=== WHAT THE TASK ASKS ===
Filter the entries below, keeping every line that has the word "Maximum".

═══ ENTRIES SUPPLIED

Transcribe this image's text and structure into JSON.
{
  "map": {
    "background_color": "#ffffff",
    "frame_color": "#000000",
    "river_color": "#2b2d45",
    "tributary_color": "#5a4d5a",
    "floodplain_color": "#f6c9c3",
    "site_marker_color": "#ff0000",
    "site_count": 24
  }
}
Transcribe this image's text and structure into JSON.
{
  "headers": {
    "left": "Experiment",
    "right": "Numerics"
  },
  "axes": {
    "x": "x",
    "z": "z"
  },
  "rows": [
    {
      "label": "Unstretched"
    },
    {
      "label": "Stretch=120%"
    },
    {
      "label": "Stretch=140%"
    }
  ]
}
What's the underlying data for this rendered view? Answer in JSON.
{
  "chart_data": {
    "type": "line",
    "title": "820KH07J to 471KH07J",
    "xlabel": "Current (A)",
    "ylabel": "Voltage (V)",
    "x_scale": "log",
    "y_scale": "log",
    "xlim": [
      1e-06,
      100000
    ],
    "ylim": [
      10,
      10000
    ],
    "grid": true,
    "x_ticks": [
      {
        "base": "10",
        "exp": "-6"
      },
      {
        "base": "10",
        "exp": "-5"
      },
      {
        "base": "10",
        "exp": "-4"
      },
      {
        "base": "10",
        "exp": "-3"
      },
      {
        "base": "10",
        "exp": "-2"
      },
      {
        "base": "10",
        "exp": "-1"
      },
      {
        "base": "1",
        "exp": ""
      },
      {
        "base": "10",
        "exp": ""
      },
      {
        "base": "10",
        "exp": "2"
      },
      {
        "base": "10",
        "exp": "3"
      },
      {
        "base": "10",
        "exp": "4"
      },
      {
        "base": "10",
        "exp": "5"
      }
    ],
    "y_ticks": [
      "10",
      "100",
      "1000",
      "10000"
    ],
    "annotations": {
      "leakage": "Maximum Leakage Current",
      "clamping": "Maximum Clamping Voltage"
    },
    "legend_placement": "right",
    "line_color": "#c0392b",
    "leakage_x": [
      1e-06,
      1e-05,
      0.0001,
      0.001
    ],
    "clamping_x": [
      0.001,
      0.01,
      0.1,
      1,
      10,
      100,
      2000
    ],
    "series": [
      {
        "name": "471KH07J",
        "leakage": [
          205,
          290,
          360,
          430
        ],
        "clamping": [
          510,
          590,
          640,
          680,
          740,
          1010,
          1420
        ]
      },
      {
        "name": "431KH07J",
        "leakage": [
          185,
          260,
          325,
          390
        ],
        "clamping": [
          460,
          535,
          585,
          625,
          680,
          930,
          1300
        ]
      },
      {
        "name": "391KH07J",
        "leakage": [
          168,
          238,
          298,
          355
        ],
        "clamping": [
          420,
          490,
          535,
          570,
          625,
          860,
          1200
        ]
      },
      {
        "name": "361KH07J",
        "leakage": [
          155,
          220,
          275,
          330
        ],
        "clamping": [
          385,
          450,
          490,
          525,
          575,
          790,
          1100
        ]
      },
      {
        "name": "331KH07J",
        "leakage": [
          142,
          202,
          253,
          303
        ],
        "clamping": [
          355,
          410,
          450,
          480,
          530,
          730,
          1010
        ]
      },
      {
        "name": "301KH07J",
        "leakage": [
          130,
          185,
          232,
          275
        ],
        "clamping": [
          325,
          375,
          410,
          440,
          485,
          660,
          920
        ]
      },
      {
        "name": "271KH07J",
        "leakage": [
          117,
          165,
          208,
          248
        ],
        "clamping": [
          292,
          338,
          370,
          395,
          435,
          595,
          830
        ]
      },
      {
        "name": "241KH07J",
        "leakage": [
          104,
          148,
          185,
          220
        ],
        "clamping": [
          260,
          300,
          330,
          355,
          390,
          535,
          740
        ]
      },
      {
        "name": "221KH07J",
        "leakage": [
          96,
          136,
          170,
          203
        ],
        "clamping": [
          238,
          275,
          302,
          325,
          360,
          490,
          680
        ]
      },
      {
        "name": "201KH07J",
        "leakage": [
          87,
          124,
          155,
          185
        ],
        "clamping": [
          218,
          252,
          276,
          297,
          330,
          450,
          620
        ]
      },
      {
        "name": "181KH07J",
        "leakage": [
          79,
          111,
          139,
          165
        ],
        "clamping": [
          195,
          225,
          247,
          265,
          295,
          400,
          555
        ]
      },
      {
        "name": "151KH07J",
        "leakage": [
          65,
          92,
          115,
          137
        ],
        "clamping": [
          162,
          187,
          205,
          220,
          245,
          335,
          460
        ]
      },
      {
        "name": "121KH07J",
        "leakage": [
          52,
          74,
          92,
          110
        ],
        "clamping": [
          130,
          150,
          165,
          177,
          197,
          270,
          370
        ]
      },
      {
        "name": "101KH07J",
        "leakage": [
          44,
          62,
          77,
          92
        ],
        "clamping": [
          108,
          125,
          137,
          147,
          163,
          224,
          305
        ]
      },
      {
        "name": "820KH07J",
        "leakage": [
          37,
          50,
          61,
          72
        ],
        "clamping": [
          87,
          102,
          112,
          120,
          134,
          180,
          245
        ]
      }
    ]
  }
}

══════

=== TASK ANSWER ===
      "leakage": "Maximum Leakage Current",
      "clamping": "Maximum Clamping Voltage"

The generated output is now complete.